### GIVEN INSTRUCTION:
Restate the full set of records exactly, without adding or dropping a word.
┄┄┄┄┄┄┄┄┄┄
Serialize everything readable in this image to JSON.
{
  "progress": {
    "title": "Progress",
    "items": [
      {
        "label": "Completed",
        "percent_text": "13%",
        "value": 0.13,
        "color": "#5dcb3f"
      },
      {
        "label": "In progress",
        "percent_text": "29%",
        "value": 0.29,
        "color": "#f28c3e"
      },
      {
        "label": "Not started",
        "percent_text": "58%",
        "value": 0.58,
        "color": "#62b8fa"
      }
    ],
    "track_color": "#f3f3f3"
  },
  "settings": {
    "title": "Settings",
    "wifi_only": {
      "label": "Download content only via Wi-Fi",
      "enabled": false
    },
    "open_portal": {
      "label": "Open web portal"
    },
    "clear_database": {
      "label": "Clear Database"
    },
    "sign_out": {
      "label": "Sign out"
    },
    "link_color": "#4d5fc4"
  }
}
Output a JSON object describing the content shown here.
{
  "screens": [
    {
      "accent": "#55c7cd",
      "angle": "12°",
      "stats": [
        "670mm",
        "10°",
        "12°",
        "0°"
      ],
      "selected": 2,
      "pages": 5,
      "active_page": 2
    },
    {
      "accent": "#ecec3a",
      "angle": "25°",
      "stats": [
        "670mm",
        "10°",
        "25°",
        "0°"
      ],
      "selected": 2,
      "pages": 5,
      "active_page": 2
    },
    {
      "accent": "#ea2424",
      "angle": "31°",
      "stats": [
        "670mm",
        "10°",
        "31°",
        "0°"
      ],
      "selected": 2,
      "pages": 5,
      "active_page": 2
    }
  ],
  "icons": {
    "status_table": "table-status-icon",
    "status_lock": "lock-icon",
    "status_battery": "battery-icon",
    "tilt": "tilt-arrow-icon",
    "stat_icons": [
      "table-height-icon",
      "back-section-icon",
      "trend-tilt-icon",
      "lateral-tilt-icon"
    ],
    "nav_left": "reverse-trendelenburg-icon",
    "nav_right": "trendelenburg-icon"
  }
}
┄┄┄┄┄┄┄┄┄┄
### SOLUTION BELOW:
Serialize everything readable in this image to JSON.
{
  "progress": {
    "title": "Progress",
    "items": [
      {
        "label": "Completed",
        "percent_text": "13%",
        "value": 0.13,
        "color": "#5dcb3f"
      },
      {
        "label": "In progress",
        "percent_text": "29%",
        "value": 0.29,
        "color": "#f28c3e"
      },
      {
        "label": "Not started",
        "percent_text": "58%",
        "value": 0.58,
        "color": "#62b8fa"
      }
    ],
    "track_color": "#f3f3f3"
  },
  "settings": {
    "title": "Settings",
    "wifi_only": {
      "label": "Download content only via Wi-Fi",
      "enabled": false
    },
    "open_portal": {
      "label": "Open web portal"
    },
    "clear_database": {
      "label": "Clear Database"
    },
    "sign_out": {
      "label": "Sign out"
    },
    "link_color": "#4d5fc4"
  }
}
Output a JSON object describing the content shown here.
{
  "screens": [
    {
      "accent": "#55c7cd",
      "angle": "12°",
      "stats": [
        "670mm",
        "10°",
        "12°",
        "0°"
      ],
      "selected": 2,
      "pages": 5,
      "active_page": 2
    },
    {
      "accent": "#ecec3a",
      "angle": "25°",
      "stats": [
        "670mm",
        "10°",
        "25°",
        "0°"
      ],
      "selected": 2,
      "pages": 5,
      "active_page": 2
    },
    {
      "accent": "#ea2424",
      "angle": "31°",
      "stats": [
        "670mm",
        "10°",
        "31°",
        "0°"
      ],
      "selected": 2,
      "pages": 5,
      "active_page": 2
    }
  ],
  "icons": {
    "status_table": "table-status-icon",
    "status_lock": "lock-icon",
    "status_battery": "battery-icon",
    "tilt": "tilt-arrow-icon",
    "stat_icons": [
      "table-height-icon",
      "back-section-icon",
      "trend-tilt-icon",
      "lateral-tilt-icon"
    ],
    "nav_left": "reverse-trendelenburg-icon",
    "nav_right": "trendelenburg-icon"
  }
}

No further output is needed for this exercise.